**Problem requirements**
Using the material that follows, identify and copy each line with the string "Ocorreu".

Stored items:
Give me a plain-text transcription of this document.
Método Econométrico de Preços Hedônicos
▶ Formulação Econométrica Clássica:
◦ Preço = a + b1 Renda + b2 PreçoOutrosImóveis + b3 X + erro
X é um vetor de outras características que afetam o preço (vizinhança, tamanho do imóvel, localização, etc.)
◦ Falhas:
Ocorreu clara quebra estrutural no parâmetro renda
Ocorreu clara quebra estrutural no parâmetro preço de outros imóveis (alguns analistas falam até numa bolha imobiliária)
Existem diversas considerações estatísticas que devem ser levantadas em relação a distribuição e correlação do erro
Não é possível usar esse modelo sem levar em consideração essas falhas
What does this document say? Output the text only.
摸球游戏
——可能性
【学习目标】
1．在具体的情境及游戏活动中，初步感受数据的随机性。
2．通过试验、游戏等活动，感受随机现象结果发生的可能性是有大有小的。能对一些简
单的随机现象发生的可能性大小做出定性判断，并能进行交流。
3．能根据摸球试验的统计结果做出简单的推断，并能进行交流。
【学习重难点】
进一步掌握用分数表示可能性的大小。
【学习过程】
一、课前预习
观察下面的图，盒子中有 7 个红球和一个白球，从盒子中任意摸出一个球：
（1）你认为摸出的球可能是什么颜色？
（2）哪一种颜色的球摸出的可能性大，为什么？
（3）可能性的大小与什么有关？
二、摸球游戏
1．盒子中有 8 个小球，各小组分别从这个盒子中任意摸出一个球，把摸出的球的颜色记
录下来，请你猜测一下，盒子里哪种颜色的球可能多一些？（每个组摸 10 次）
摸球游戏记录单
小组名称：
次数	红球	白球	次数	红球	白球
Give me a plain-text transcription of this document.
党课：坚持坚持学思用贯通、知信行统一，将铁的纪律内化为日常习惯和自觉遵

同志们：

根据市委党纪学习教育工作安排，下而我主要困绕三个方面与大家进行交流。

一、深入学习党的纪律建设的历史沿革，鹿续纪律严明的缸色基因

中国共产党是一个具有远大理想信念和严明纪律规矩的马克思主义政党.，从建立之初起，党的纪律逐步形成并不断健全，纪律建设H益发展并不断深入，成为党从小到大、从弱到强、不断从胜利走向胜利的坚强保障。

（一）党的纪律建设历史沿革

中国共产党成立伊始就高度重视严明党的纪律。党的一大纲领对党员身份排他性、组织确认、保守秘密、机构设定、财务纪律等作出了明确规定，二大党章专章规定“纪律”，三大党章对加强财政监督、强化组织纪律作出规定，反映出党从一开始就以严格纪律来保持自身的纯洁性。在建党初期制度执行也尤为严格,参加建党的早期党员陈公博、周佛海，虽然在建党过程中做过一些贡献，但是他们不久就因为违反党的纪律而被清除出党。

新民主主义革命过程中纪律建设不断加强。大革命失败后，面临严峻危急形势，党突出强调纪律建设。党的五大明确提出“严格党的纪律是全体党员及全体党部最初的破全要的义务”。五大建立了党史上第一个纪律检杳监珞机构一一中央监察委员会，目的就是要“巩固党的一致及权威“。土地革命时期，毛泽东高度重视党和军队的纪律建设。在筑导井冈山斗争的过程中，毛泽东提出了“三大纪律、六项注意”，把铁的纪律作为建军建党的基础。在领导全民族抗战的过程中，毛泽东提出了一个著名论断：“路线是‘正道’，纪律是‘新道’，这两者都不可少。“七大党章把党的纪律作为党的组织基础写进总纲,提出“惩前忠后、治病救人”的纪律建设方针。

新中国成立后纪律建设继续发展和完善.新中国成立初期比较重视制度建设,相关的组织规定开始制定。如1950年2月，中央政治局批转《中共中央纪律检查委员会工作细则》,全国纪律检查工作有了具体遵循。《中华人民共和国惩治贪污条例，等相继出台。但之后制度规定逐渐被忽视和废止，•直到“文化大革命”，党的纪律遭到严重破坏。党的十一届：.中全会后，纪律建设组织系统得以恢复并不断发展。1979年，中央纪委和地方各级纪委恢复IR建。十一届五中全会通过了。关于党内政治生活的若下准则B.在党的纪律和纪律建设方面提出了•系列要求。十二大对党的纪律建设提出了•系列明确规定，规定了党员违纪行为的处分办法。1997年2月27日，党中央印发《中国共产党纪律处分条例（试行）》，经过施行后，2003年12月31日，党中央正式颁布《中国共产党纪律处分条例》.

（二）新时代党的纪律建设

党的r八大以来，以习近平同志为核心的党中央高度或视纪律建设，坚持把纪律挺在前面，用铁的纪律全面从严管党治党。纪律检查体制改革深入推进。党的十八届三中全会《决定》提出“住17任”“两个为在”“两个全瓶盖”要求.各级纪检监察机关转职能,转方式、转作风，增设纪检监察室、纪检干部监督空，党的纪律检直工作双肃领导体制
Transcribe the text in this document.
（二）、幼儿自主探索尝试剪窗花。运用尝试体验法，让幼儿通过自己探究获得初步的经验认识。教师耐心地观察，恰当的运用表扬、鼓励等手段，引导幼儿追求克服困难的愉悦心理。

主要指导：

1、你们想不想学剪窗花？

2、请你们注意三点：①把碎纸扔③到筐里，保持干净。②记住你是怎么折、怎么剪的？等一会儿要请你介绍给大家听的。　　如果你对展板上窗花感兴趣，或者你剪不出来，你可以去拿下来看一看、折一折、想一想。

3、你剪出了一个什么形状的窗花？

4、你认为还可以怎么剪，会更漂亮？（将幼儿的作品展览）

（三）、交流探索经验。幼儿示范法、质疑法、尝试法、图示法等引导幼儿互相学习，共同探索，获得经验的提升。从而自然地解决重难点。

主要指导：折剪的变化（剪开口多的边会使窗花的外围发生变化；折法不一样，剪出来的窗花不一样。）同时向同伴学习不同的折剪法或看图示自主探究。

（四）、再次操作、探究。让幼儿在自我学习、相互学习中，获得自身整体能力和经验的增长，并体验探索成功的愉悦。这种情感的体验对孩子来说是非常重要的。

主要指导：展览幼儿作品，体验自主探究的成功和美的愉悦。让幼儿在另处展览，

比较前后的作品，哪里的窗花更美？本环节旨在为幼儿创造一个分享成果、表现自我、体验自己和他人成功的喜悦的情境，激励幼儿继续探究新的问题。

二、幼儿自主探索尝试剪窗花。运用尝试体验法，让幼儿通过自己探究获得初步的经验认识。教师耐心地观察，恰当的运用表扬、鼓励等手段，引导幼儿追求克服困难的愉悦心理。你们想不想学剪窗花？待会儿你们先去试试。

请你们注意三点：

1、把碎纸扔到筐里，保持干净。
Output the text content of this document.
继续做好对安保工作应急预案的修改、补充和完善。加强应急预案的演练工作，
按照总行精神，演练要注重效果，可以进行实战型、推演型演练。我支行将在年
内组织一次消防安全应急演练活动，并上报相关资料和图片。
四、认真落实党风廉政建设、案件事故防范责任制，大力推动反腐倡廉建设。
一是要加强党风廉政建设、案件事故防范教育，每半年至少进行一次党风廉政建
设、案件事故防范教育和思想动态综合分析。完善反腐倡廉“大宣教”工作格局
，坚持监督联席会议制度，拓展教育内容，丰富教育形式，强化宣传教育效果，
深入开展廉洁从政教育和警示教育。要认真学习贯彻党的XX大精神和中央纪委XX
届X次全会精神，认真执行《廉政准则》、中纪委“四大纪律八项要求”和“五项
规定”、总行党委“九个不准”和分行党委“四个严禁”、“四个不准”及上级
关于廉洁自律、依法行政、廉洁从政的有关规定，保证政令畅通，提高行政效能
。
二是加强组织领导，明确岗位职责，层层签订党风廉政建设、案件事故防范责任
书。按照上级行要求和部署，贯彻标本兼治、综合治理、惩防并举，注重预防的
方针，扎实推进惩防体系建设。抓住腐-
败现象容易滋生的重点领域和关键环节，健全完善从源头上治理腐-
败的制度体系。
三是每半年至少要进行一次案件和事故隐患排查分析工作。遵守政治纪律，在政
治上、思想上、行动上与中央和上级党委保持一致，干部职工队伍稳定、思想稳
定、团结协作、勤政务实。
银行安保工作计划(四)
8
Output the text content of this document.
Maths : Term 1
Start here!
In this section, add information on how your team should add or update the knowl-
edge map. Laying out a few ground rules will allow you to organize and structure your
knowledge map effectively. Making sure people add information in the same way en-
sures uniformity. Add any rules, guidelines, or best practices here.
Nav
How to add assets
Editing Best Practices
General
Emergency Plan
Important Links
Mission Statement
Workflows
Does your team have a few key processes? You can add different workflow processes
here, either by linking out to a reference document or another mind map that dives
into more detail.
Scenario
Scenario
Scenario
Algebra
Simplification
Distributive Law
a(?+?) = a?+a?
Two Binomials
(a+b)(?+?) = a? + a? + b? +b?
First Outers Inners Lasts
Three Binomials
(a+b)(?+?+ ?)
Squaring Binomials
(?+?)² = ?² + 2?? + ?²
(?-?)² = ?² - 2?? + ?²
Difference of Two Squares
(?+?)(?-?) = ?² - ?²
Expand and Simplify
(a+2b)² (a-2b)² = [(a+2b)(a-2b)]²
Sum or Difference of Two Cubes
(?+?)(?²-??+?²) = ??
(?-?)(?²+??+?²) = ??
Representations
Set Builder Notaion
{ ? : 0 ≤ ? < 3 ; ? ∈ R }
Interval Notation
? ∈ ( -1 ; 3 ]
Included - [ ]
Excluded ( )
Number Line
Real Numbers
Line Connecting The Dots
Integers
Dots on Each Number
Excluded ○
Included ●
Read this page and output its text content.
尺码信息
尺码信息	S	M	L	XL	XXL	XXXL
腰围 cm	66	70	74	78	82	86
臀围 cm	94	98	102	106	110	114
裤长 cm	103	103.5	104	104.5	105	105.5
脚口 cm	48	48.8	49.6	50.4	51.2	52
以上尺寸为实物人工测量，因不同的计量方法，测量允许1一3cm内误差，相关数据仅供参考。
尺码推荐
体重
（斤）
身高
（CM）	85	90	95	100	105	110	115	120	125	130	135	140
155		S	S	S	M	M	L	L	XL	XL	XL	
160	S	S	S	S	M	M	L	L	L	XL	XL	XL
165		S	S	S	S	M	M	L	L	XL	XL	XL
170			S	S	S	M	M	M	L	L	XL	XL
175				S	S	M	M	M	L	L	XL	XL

**Solution to the problem**
Ocorreu clara quebra estrutural no parâmetro renda
Ocorreu clara quebra estrutural no parâmetro preço de outros imóveis (alguns analistas falam até numa bolha imobiliária)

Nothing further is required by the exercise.